Start of Entries supplied
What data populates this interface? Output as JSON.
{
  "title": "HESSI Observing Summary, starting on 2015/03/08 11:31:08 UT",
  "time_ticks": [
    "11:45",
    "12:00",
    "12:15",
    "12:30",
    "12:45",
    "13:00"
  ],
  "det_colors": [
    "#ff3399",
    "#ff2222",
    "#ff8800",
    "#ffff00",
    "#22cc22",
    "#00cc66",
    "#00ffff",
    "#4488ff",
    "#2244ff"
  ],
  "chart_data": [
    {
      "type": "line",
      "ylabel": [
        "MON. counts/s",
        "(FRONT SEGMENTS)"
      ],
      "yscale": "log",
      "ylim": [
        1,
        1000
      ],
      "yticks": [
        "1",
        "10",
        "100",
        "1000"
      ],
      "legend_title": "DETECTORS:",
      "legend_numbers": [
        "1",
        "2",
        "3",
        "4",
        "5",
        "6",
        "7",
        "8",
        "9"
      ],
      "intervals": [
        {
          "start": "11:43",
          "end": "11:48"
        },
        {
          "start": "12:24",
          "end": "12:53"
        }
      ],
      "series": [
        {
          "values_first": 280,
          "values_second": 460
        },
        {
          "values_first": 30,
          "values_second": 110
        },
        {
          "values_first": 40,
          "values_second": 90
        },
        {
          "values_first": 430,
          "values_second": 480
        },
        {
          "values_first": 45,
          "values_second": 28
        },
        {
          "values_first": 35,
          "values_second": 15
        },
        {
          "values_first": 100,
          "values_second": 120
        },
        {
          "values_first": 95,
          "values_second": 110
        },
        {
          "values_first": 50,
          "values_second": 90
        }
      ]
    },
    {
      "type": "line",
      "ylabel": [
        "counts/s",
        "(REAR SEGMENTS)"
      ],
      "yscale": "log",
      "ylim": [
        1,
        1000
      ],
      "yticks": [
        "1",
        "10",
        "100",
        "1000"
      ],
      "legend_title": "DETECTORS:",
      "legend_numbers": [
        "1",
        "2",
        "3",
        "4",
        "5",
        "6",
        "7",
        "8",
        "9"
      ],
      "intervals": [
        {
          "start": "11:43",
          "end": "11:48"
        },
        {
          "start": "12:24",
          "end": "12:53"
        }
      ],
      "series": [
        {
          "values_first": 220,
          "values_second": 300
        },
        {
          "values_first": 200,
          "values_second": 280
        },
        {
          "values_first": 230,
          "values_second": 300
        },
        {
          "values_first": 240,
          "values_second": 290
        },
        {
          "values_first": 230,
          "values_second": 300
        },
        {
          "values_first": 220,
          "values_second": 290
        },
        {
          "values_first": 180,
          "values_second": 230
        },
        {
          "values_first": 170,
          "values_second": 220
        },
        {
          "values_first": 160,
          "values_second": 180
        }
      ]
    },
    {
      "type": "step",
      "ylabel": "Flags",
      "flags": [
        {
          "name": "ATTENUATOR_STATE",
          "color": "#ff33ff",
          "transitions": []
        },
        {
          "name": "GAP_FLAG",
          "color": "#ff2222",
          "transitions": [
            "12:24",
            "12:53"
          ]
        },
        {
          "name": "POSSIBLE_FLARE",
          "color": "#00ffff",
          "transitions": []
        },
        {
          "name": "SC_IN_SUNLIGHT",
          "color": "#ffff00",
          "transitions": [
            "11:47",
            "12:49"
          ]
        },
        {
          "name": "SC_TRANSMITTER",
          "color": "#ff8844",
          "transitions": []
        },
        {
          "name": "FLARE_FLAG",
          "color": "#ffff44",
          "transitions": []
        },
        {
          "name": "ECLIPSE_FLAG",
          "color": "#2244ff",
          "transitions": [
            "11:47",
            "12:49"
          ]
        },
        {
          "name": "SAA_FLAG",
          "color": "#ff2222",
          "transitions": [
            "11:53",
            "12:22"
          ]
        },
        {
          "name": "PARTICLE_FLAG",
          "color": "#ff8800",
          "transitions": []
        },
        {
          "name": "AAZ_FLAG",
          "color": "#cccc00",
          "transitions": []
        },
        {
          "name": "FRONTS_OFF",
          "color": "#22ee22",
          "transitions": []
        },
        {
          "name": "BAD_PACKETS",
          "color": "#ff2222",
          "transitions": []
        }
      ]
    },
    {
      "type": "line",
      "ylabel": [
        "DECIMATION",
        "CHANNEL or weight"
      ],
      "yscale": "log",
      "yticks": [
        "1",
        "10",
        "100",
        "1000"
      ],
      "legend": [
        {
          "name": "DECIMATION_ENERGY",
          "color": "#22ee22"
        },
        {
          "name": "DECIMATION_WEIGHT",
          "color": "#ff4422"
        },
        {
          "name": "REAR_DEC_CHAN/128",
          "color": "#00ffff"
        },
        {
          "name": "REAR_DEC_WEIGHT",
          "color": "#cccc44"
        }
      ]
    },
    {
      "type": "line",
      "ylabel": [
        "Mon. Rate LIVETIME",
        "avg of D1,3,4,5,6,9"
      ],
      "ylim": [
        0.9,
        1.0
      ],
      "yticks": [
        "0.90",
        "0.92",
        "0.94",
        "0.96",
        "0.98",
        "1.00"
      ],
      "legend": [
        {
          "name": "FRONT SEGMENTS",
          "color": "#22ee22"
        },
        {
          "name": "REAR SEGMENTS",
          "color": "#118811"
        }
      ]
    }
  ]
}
End of Entries supplied
What you should do: Retype the entries exactly, including every line.

Output of the exercise:
What data populates this interface? Output as JSON.
{
  "title": "HESSI Observing Summary, starting on 2015/03/08 11:31:08 UT",
  "time_ticks": [
    "11:45",
    "12:00",
    "12:15",
    "12:30",
    "12:45",
    "13:00"
  ],
  "det_colors": [
    "#ff3399",
    "#ff2222",
    "#ff8800",
    "#ffff00",
    "#22cc22",
    "#00cc66",
    "#00ffff",
    "#4488ff",
    "#2244ff"
  ],
  "chart_data": [
    {
      "type": "line",
      "ylabel": [
        "MON. counts/s",
        "(FRONT SEGMENTS)"
      ],
      "yscale": "log",
      "ylim": [
        1,
        1000
      ],
      "yticks": [
        "1",
        "10",
        "100",
        "1000"
      ],
      "legend_title": "DETECTORS:",
      "legend_numbers": [
        "1",
        "2",
        "3",
        "4",
        "5",
        "6",
        "7",
        "8",
        "9"
      ],
      "intervals": [
        {
          "start": "11:43",
          "end": "11:48"
        },
        {
          "start": "12:24",
          "end": "12:53"
        }
      ],
      "series": [
        {
          "values_first": 280,
          "values_second": 460
        },
        {
          "values_first": 30,
          "values_second": 110
        },
        {
          "values_first": 40,
          "values_second": 90
        },
        {
          "values_first": 430,
          "values_second": 480
        },
        {
          "values_first": 45,
          "values_second": 28
        },
        {
          "values_first": 35,
          "values_second": 15
        },
        {
          "values_first": 100,
          "values_second": 120
        },
        {
          "values_first": 95,
          "values_second": 110
        },
        {
          "values_first": 50,
          "values_second": 90
        }
      ]
    },
    {
      "type": "line",
      "ylabel": [
        "counts/s",
        "(REAR SEGMENTS)"
      ],
      "yscale": "log",
      "ylim": [
        1,
        1000
      ],
      "yticks": [
        "1",
        "10",
        "100",
        "1000"
      ],
      "legend_title": "DETECTORS:",
      "legend_numbers": [
        "1",
        "2",
        "3",
        "4",
        "5",
        "6",
        "7",
        "8",
        "9"
      ],
      "intervals": [
        {
          "start": "11:43",
          "end": "11:48"
        },
        {
          "start": "12:24",
          "end": "12:53"
        }
      ],
      "series": [
        {
          "values_first": 220,
          "values_second": 300
        },
        {
          "values_first": 200,
          "values_second": 280
        },
        {
          "values_first": 230,
          "values_second": 300
        },
        {
          "values_first": 240,
          "values_second": 290
        },
        {
          "values_first": 230,
          "values_second": 300
        },
        {
          "values_first": 220,
          "values_second": 290
        },
        {
          "values_first": 180,
          "values_second": 230
        },
        {
          "values_first": 170,
          "values_second": 220
        },
        {
          "values_first": 160,
          "values_second": 180
        }
      ]
    },
    {
      "type": "step",
      "ylabel": "Flags",
      "flags": [
        {
          "name": "ATTENUATOR_STATE",
          "color": "#ff33ff",
          "transitions": []
        },
        {
          "name": "GAP_FLAG",
          "color": "#ff2222",
          "transitions": [
            "12:24",
            "12:53"
          ]
        },
        {
          "name": "POSSIBLE_FLARE",
          "color": "#00ffff",
          "transitions": []
        },
        {
          "name": "SC_IN_SUNLIGHT",
          "color": "#ffff00",
          "transitions": [
            "11:47",
            "12:49"
          ]
        },
        {
          "name": "SC_TRANSMITTER",
          "color": "#ff8844",
          "transitions": []
        },
        {
          "name": "FLARE_FLAG",
          "color": "#ffff44",
          "transitions": []
        },
        {
          "name": "ECLIPSE_FLAG",
          "color": "#2244ff",
          "transitions": [
            "11:47",
            "12:49"
          ]
        },
        {
          "name": "SAA_FLAG",
          "color": "#ff2222",
          "transitions": [
            "11:53",
            "12:22"
          ]
        },
        {
          "name": "PARTICLE_FLAG",
          "color": "#ff8800",
          "transitions": []
        },
        {
          "name": "AAZ_FLAG",
          "color": "#cccc00",
          "transitions": []
        },
        {
          "name": "FRONTS_OFF",
          "color": "#22ee22",
          "transitions": []
        },
        {
          "name": "BAD_PACKETS",
          "color": "#ff2222",
          "transitions": []
        }
      ]
    },
    {
      "type": "line",
      "ylabel": [
        "DECIMATION",
        "CHANNEL or weight"
      ],
      "yscale": "log",
      "yticks": [
        "1",
        "10",
        "100",
        "1000"
      ],
      "legend": [
        {
          "name": "DECIMATION_ENERGY",
          "color": "#22ee22"
        },
        {
          "name": "DECIMATION_WEIGHT",
          "color": "#ff4422"
        },
        {
          "name": "REAR_DEC_CHAN/128",
          "color": "#00ffff"
        },
        {
          "name": "REAR_DEC_WEIGHT",
          "color": "#cccc44"
        }
      ]
    },
    {
      "type": "line",
      "ylabel": [
        "Mon. Rate LIVETIME",
        "avg of D1,3,4,5,6,9"
      ],
      "ylim": [
        0.9,
        1.0
      ],
      "yticks": [
        "0.90",
        "0.92",
        "0.94",
        "0.96",
        "0.98",
        "1.00"
      ],
      "legend": [
        {
          "name": "FRONT SEGMENTS",
          "color": "#22ee22"
        },
        {
          "name": "REAR SEGMENTS",
          "color": "#118811"
        }
      ]
    }
  ]
}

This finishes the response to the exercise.